• [PAGE EXTRACT]:
========

The entire storage management, including the root file system, is done using LVM2 (Local Volume Manager) which is included in Linux for some time. LVM has the benefit that it allows very flexible dynamic disk, volume group, and partition management without being limited to older disk partition formats. More background information on LVM is available at: en.wikipedia.org/wiki/Logical_Volume_Manager_(Linux). It offers similar features as IBM AIX or Oracle Solaris ZFS volume management.
As LVM is very powerful, it uses many tools to manage it. HELIOS has developed HELIOS Configuration Assistant to manage all interactive storage management needs, see 4.5 “Storage setup (data volumes)”.
The HELIOS Virtual Server Appliance uses basically two volume groups:
rootvg (“root volume group”) for the operating system and swapping memory. “rootvg” is also LVM-based, however there is an additional ext4 partition (“/dev/sda1”) which is used for the GRUB boot system. The LVM manages the system disk partition (“/dev/sda2”) as a physical volume.

========

• [SUPPLIED RECORDS]:

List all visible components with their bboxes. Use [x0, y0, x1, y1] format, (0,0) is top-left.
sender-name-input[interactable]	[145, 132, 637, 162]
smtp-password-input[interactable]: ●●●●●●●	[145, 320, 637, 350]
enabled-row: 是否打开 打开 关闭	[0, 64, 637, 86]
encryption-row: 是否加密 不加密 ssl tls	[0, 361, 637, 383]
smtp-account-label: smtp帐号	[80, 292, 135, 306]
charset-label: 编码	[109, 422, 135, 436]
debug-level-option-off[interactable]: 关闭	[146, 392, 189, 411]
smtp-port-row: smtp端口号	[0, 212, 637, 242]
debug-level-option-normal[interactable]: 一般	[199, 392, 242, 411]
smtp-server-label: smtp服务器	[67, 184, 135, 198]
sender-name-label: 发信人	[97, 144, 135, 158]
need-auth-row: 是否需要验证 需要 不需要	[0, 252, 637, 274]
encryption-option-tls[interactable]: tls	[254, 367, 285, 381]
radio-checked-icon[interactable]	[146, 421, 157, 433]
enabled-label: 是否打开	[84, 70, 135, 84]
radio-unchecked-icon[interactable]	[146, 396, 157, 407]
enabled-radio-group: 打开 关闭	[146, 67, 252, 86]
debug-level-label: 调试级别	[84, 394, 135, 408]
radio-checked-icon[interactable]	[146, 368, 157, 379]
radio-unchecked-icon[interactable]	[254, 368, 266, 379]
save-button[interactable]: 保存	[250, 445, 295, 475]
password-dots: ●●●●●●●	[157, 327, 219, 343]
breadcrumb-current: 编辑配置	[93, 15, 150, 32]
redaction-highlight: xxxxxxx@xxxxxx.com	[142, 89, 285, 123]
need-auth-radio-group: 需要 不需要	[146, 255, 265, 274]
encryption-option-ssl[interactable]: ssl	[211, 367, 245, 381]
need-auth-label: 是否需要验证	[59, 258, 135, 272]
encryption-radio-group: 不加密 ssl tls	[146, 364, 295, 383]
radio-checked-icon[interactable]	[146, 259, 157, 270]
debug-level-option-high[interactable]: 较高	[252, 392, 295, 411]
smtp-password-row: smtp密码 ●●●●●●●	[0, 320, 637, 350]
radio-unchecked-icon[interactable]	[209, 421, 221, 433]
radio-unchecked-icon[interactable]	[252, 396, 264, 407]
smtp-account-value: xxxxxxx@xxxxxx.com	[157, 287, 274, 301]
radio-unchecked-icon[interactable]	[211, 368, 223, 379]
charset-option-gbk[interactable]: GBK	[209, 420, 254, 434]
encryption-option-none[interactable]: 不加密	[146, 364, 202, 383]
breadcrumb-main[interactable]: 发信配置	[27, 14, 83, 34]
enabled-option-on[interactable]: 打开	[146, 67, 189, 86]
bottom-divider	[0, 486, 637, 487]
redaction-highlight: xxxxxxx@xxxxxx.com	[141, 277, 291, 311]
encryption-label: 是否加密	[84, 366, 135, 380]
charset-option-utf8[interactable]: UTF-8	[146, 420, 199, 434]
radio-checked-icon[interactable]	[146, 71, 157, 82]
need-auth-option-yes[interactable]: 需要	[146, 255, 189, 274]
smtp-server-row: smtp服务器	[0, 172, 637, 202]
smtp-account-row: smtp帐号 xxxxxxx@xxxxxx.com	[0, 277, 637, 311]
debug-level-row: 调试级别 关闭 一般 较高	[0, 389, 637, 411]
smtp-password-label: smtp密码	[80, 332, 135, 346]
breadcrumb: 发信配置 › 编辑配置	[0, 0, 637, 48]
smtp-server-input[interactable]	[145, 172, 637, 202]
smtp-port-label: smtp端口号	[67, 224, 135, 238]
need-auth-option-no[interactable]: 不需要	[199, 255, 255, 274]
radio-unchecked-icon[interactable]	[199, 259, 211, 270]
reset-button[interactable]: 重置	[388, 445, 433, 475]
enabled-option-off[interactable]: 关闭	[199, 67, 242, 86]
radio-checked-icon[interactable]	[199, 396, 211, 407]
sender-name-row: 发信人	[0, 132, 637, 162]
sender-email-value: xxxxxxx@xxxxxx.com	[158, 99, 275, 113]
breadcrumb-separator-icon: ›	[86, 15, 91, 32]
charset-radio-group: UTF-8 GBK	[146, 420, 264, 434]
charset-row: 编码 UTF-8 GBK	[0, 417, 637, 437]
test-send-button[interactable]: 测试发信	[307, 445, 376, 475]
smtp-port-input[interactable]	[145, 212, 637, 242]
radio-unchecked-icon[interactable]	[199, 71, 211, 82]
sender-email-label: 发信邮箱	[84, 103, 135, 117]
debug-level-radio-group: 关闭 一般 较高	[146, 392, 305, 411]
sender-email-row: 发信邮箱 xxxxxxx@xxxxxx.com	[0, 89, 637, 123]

========

• [WHAT THE EXERCISE ASKS]:
Output, unchanged, the section of the LVM storage text that opens with the words containing "The HELIOS Virtual" and closes with "a physical volume.".

• [SOLUTION TO THIS PROBLEM]:
The HELIOS Virtual Server Appliance uses basically two volume groups:
rootvg (“root volume group”) for the operating system and swapping memory. “rootvg” is also LVM-based, however there is an additional ext4 partition (“/dev/sda1”) which is used for the GRUB boot system. The LVM manages the system disk partition (“/dev/sda2”) as a physical volume.